— Begin —

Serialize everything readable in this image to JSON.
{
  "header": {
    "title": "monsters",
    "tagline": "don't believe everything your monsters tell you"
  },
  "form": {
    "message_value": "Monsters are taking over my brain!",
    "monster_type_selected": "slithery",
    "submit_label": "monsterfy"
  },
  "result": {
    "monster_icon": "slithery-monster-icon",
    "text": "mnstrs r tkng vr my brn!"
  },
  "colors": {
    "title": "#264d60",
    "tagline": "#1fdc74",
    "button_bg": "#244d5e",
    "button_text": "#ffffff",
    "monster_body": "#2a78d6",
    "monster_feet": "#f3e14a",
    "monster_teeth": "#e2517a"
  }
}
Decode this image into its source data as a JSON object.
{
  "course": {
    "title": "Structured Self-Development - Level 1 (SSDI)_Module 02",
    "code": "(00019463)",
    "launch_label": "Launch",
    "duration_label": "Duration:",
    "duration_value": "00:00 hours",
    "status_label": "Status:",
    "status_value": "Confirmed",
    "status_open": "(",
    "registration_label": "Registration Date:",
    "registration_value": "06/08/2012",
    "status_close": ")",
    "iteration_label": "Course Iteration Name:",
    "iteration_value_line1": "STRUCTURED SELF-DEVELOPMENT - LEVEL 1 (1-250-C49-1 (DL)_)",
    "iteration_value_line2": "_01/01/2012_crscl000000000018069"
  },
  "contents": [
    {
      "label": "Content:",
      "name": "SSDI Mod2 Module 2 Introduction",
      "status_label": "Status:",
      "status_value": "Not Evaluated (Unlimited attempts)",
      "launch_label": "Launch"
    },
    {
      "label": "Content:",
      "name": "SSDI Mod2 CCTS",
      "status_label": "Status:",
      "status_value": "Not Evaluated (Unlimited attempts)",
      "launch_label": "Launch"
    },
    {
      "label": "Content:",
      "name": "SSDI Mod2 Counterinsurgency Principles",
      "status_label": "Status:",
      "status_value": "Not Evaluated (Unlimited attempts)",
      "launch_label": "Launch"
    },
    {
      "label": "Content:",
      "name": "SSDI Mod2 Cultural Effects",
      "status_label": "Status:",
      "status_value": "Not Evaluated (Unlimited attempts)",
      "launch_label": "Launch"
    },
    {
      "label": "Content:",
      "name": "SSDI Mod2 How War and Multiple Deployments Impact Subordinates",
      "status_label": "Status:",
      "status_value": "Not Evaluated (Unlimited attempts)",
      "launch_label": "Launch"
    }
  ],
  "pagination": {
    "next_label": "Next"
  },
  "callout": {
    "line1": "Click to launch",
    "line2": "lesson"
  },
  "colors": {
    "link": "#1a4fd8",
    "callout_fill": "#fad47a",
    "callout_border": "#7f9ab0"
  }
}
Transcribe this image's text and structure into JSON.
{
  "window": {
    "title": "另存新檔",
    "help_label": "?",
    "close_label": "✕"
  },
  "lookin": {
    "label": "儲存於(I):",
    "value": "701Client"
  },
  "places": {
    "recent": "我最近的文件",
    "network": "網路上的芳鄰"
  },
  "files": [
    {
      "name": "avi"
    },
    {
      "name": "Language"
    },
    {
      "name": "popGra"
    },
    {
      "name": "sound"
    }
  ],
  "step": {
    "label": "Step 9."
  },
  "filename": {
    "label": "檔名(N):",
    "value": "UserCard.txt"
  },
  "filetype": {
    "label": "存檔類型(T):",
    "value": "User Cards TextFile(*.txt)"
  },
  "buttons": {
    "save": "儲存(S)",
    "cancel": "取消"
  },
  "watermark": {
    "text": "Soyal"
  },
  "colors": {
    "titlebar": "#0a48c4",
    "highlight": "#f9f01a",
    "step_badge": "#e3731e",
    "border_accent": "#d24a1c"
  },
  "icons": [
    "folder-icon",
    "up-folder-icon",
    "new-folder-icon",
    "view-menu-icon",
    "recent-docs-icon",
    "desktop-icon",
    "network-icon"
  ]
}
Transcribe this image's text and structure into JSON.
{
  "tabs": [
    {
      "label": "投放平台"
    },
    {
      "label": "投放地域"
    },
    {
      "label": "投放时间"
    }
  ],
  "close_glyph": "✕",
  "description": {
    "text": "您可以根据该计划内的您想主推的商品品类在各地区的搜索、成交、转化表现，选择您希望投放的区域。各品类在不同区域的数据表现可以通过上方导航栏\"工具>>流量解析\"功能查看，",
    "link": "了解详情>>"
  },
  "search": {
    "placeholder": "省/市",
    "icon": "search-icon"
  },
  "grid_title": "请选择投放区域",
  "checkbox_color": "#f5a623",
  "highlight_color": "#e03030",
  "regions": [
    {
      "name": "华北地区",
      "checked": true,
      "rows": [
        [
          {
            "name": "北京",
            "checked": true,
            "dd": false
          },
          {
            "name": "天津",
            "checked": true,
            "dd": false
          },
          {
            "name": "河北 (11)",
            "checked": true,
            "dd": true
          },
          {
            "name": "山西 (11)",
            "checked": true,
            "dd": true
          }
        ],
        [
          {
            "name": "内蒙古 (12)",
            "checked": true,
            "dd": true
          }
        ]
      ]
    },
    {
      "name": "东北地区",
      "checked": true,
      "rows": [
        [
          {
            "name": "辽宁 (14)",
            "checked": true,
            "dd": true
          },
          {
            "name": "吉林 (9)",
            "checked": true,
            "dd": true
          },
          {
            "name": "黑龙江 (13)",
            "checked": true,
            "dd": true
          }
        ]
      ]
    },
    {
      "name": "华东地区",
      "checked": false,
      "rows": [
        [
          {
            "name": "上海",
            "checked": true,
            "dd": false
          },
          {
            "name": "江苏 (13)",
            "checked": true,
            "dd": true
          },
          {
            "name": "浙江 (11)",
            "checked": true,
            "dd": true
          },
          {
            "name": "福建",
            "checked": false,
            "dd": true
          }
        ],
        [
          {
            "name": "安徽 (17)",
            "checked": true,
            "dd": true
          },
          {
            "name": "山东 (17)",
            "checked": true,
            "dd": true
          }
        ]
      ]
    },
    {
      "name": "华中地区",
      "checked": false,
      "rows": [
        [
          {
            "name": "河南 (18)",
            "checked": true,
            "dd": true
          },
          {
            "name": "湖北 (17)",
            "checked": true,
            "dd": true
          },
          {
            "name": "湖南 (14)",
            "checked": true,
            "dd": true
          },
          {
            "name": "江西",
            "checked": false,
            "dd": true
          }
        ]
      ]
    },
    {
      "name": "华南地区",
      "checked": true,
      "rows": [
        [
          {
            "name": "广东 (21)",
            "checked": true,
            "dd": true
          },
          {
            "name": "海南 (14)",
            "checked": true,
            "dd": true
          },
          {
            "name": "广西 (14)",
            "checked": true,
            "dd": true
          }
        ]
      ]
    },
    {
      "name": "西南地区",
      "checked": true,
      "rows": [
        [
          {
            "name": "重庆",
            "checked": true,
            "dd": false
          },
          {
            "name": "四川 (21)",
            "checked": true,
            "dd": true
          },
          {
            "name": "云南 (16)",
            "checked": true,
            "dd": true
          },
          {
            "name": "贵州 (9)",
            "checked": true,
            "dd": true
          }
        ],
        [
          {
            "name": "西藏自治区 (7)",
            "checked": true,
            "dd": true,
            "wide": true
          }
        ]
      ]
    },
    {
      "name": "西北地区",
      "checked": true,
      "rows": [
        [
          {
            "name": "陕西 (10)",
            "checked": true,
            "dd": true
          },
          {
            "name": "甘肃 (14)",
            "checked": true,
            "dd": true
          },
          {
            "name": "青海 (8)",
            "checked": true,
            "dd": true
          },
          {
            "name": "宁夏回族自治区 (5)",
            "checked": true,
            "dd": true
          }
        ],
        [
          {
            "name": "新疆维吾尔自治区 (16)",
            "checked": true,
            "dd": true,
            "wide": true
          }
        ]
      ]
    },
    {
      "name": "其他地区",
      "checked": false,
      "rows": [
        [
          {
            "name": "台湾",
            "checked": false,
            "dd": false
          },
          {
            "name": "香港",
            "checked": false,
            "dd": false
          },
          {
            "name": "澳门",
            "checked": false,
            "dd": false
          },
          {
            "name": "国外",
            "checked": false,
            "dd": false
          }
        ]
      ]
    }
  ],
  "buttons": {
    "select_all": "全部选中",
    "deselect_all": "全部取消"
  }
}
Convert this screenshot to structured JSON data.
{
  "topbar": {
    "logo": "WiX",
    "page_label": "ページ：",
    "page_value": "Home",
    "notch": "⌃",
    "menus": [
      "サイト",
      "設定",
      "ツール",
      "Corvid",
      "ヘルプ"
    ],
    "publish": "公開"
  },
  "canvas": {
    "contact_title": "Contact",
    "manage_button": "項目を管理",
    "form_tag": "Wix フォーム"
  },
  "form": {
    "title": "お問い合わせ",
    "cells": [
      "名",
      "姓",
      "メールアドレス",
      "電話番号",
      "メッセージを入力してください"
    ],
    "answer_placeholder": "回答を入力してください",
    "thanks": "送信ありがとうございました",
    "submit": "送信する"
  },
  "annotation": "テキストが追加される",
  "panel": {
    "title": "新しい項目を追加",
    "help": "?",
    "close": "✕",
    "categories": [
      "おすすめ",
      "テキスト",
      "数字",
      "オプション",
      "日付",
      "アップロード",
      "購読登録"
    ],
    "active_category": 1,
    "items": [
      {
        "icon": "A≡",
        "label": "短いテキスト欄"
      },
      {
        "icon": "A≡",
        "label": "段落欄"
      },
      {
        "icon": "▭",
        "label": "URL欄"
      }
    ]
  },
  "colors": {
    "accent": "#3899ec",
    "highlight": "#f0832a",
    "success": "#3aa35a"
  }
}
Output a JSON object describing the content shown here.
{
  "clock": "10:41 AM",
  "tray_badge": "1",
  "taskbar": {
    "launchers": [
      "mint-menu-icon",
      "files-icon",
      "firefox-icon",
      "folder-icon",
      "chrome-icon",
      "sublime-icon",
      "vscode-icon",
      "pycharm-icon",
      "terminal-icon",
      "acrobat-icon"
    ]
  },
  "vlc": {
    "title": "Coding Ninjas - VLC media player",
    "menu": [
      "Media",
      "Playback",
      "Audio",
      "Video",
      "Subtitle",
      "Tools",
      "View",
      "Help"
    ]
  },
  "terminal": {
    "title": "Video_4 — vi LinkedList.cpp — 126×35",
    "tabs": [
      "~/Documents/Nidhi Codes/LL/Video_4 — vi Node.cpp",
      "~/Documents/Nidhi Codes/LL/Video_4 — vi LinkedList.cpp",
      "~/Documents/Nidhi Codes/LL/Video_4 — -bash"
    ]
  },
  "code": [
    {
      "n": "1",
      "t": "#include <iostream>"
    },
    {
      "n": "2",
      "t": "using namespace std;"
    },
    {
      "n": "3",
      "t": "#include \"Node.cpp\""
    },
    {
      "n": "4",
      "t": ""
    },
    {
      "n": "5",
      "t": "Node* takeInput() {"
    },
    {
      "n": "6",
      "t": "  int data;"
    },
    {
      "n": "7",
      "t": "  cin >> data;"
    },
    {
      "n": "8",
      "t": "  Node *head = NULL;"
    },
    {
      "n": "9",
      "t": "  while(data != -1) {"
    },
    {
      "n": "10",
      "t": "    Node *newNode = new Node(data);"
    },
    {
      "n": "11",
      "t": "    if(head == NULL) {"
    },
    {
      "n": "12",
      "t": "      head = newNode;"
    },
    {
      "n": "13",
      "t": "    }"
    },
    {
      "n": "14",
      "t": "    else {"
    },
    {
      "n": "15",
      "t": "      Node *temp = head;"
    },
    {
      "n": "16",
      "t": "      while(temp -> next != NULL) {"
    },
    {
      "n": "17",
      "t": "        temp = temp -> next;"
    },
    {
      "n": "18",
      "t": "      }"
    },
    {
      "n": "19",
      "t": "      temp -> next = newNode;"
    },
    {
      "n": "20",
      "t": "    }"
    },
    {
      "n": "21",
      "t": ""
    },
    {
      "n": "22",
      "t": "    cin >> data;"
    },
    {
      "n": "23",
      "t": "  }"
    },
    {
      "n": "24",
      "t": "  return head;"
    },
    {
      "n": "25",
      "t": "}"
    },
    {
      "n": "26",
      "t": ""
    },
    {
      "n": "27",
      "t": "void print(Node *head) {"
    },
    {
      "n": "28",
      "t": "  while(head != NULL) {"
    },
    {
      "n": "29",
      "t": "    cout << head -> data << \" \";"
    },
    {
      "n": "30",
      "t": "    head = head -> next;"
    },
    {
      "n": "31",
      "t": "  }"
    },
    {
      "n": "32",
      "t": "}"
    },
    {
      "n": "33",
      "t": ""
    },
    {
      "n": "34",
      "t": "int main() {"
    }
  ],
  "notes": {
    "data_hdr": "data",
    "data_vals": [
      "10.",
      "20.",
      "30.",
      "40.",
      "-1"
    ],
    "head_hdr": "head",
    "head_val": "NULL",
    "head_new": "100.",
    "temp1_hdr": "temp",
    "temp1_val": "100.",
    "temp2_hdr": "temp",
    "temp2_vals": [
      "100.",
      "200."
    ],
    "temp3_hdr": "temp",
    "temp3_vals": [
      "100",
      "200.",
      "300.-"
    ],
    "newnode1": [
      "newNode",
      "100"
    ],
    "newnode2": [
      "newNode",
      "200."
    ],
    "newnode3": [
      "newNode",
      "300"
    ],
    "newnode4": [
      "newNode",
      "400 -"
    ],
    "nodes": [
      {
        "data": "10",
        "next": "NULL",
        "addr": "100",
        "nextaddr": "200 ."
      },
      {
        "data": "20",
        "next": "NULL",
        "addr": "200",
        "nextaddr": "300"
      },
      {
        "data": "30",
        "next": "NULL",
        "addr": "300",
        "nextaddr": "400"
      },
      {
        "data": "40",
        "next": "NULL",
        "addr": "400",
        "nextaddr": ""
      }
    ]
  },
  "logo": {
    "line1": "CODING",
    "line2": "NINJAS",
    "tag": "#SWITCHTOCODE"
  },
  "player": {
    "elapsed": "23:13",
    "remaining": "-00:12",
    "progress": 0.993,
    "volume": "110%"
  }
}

— End —

### PROBLEM DESCRIPTION:
Look through the entries above and count each line holding "image"; report the count alone.

### RESULT FOR THIS EXERCISE:
4